Gather all lines from the material that contain the word "主な視聴ジャンル".

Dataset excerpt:
☆ ☆ ☆ ☆ ☆ ☆ ☆

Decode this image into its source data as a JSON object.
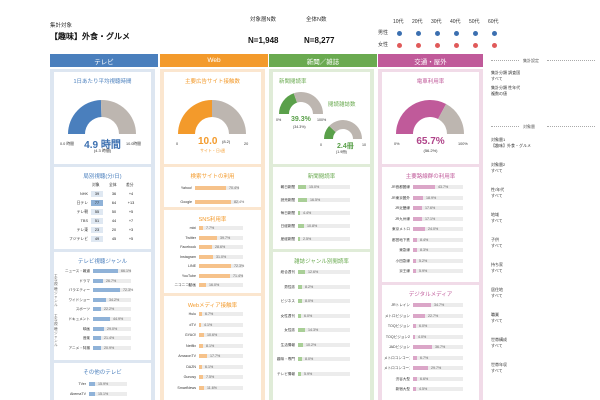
{
  "header": {
    "target_label": "集計対象",
    "target_value": "【趣味】外食・グルメ",
    "target_n_label": "対象層N数",
    "target_n_value": "N=1,948",
    "total_n_label": "全体N数",
    "total_n_value": "N=8,277",
    "ages": [
      "10代",
      "20代",
      "30代",
      "40代",
      "50代",
      "60代"
    ],
    "gender_male": "男性",
    "gender_female": "女性",
    "dot_colors": {
      "male": "#3b6fb0",
      "female": "#e05a5a"
    }
  },
  "tabs": [
    {
      "label": "テレビ",
      "color": "#4a7fbd"
    },
    {
      "label": "Web",
      "color": "#f39a2b"
    },
    {
      "label": "新聞／雑誌",
      "color": "#6aaa50"
    },
    {
      "label": "交通・屋外",
      "color": "#c05a9a"
    }
  ],
  "tv": {
    "gauge_title": "1日あたり平均視聴時間",
    "gauge_value": "4.9",
    "gauge_unit": "時間",
    "gauge_sub": "(4.3 時間)",
    "gauge_min": "0.0 時間",
    "gauge_max": "10.0時間",
    "stations_title": "局別視聴(分/日)",
    "stations_headers": [
      "対象",
      "全体",
      "差分"
    ],
    "stations": [
      {
        "name": "NHK",
        "a": "39",
        "b": "36",
        "d": "+4"
      },
      {
        "name": "日テレ",
        "a": "77",
        "b": "64",
        "d": "+13"
      },
      {
        "name": "テレ朝",
        "a": "55",
        "b": "50",
        "d": "+5"
      },
      {
        "name": "TBS",
        "a": "51",
        "b": "44",
        "d": "+7"
      },
      {
        "name": "テレ東",
        "a": "23",
        "b": "20",
        "d": "+3"
      },
      {
        "name": "フジテレビ",
        "a": "49",
        "b": "45",
        "d": "+5"
      }
    ],
    "genre_title": "テレビ視聴ジャンル",
    "genre_group1": "主な視聴ジャンル",
    "genre_group2": "主な視聴ジャンル",
    "genres": [
      {
        "label": "ニュース・報道",
        "v": "66.1%",
        "f": 0.66
      },
      {
        "label": "ドラマ",
        "v": "26.7%",
        "f": 0.27
      },
      {
        "label": "バラエティー",
        "v": "72.3%",
        "f": 0.72
      },
      {
        "label": "ワイドショー",
        "v": "34.2%",
        "f": 0.34
      },
      {
        "label": "スポーツ",
        "v": "22.2%",
        "f": 0.22
      },
      {
        "label": "ドキュメント",
        "v": "44.9%",
        "f": 0.45
      },
      {
        "label": "映画",
        "v": "29.0%",
        "f": 0.29
      },
      {
        "label": "音楽",
        "v": "21.4%",
        "f": 0.21
      },
      {
        "label": "アニメ・特撮",
        "v": "20.9%",
        "f": 0.21
      }
    ],
    "other_title": "その他のテレビ",
    "other": [
      {
        "label": "TVer",
        "v": "15.9%",
        "f": 0.16
      },
      {
        "label": "AbemaTV",
        "v": "15.1%",
        "f": 0.15
      }
    ]
  },
  "web": {
    "gauge_title": "主要広告サイト接触数",
    "gauge_value": "10.0",
    "gauge_sub": "(8.2)",
    "gauge_unit": "サイト・日/週",
    "gauge_min": "0",
    "gauge_max": "20",
    "search_title": "検索サイトの利用",
    "search": [
      {
        "label": "Yahoo!",
        "v": "70.4%",
        "f": 0.7
      },
      {
        "label": "Google",
        "v": "82.4%",
        "f": 0.82
      }
    ],
    "sns_title": "SNS利用率",
    "sns": [
      {
        "label": "mixi",
        "v": "7.7%",
        "f": 0.08
      },
      {
        "label": "Twitter",
        "v": "39.7%",
        "f": 0.4
      },
      {
        "label": "Facebook",
        "v": "28.6%",
        "f": 0.29
      },
      {
        "label": "Instagram",
        "v": "31.0%",
        "f": 0.31
      },
      {
        "label": "LINE",
        "v": "72.3%",
        "f": 0.72
      },
      {
        "label": "YouTube",
        "v": "71.4%",
        "f": 0.71
      },
      {
        "label": "ニコニコ動画",
        "v": "16.0%",
        "f": 0.16
      }
    ],
    "media_title": "Webメディア接触率",
    "media": [
      {
        "label": "Hulu",
        "v": "6.7%",
        "f": 0.07
      },
      {
        "label": "dTV",
        "v": "4.1%",
        "f": 0.04
      },
      {
        "label": "GYAO!",
        "v": "10.6%",
        "f": 0.11
      },
      {
        "label": "Netflix",
        "v": "8.1%",
        "f": 0.08
      },
      {
        "label": "AmazonTV",
        "v": "17.7%",
        "f": 0.18
      },
      {
        "label": "DAZN",
        "v": "6.1%",
        "f": 0.06
      },
      {
        "label": "Gunosy",
        "v": "7.5%",
        "f": 0.08
      },
      {
        "label": "SmartNews",
        "v": "11.6%",
        "f": 0.12
      }
    ]
  },
  "news": {
    "paper_title": "新聞閲読率",
    "paper_value": "39.3%",
    "paper_sub": "(34.3%)",
    "paper_min": "0%",
    "paper_max": "100%",
    "mag_title": "閲読雑誌数",
    "mag_value": "2.4",
    "mag_unit": "冊",
    "mag_sub": "(1.9冊)",
    "mag_min": "0",
    "mag_max": "10",
    "papers_title": "新聞閲読率",
    "papers": [
      {
        "label": "朝日新聞",
        "v": "15.0%",
        "f": 0.15
      },
      {
        "label": "読売新聞",
        "v": "16.5%",
        "f": 0.17
      },
      {
        "label": "毎日新聞",
        "v": "4.4%",
        "f": 0.04
      },
      {
        "label": "日経新聞",
        "v": "10.8%",
        "f": 0.11
      },
      {
        "label": "産経新聞",
        "v": "2.5%",
        "f": 0.03
      }
    ],
    "mags_title": "雑誌ジャンル別閲読率",
    "mags": [
      {
        "label": "総合週刊",
        "v": "12.6%",
        "f": 0.13
      },
      {
        "label": "男性誌",
        "v": "8.2%",
        "f": 0.08
      },
      {
        "label": "ビジネス",
        "v": "8.0%",
        "f": 0.08
      },
      {
        "label": "女性週刊",
        "v": "6.0%",
        "f": 0.06
      },
      {
        "label": "女性誌",
        "v": "14.3%",
        "f": 0.14
      },
      {
        "label": "生活情報",
        "v": "10.2%",
        "f": 0.1
      },
      {
        "label": "趣味・専門",
        "v": "8.0%",
        "f": 0.08
      },
      {
        "label": "テレビ情報",
        "v": "5.9%",
        "f": 0.06
      }
    ]
  },
  "traffic": {
    "gauge_title": "電車利用率",
    "gauge_value": "65.7%",
    "gauge_sub": "(56.2%)",
    "gauge_min": "0%",
    "gauge_max": "100%",
    "lines_title": "主要路線群の利用率",
    "lines": [
      {
        "label": "JR首都圏線",
        "v": "43.7%",
        "f": 0.44
      },
      {
        "label": "JR東京圏外",
        "v": "18.9%",
        "f": 0.19
      },
      {
        "label": "JR近畿線",
        "v": "17.6%",
        "f": 0.18
      },
      {
        "label": "JR九州線",
        "v": "17.1%",
        "f": 0.17
      },
      {
        "label": "東京メトロ",
        "v": "24.0%",
        "f": 0.24
      },
      {
        "label": "都営地下鉄",
        "v": "8.4%",
        "f": 0.08
      },
      {
        "label": "東急線",
        "v": "8.3%",
        "f": 0.08
      },
      {
        "label": "小田急線",
        "v": "5.2%",
        "f": 0.05
      },
      {
        "label": "京王線",
        "v": "5.9%",
        "f": 0.06
      }
    ],
    "digital_title": "デジタルメディア",
    "digital": [
      {
        "label": "JRトレイン",
        "v": "34.7%",
        "f": 0.35
      },
      {
        "label": "メトロビジョン",
        "v": "22.7%",
        "f": 0.23
      },
      {
        "label": "TOQビジョン",
        "v": "6.0%",
        "f": 0.06
      },
      {
        "label": "TOQビジョン2",
        "v": "4.0%",
        "f": 0.04
      },
      {
        "label": "JADビジョン",
        "v": "36.7%",
        "f": 0.37
      },
      {
        "label": "メトロコンコースビジョン",
        "v": "6.7%",
        "f": 0.07
      },
      {
        "label": "メトロコンコースビジョン2",
        "v": "29.7%",
        "f": 0.3
      },
      {
        "label": "渋谷大型",
        "v": "6.6%",
        "f": 0.07
      },
      {
        "label": "新宿大型",
        "v": "4.5%",
        "f": 0.05
      }
    ]
  },
  "sidebar": {
    "head1": "集計設定",
    "items1": [
      {
        "label": "集計分類 調査国",
        "value": "すべて"
      },
      {
        "label": "集計分類 性年代",
        "value": "複数の値"
      }
    ],
    "head2": "対象層",
    "items2": [
      {
        "label": "対象層1",
        "value": "【趣味】外食・グルメ"
      },
      {
        "label": "対象層2",
        "value": "すべて"
      },
      {
        "label": "性/年代",
        "value": "すべて"
      },
      {
        "label": "地域",
        "value": "すべて"
      },
      {
        "label": "子供",
        "value": "すべて"
      },
      {
        "label": "持ち家",
        "value": "すべて"
      },
      {
        "label": "居住地",
        "value": "すべて"
      },
      {
        "label": "職業",
        "value": "すべて"
      },
      {
        "label": "世帯構成",
        "value": "すべて"
      },
      {
        "label": "世帯年収",
        "value": "すべて"
      }
    ]
  }
}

☆ ☆ ☆ ☆ ☆ ☆ ☆

- **COMPLETE ANSWER**:
    "genre_group1": "主な視聴ジャンル",
    "genre_group2": "主な視聴ジャンル",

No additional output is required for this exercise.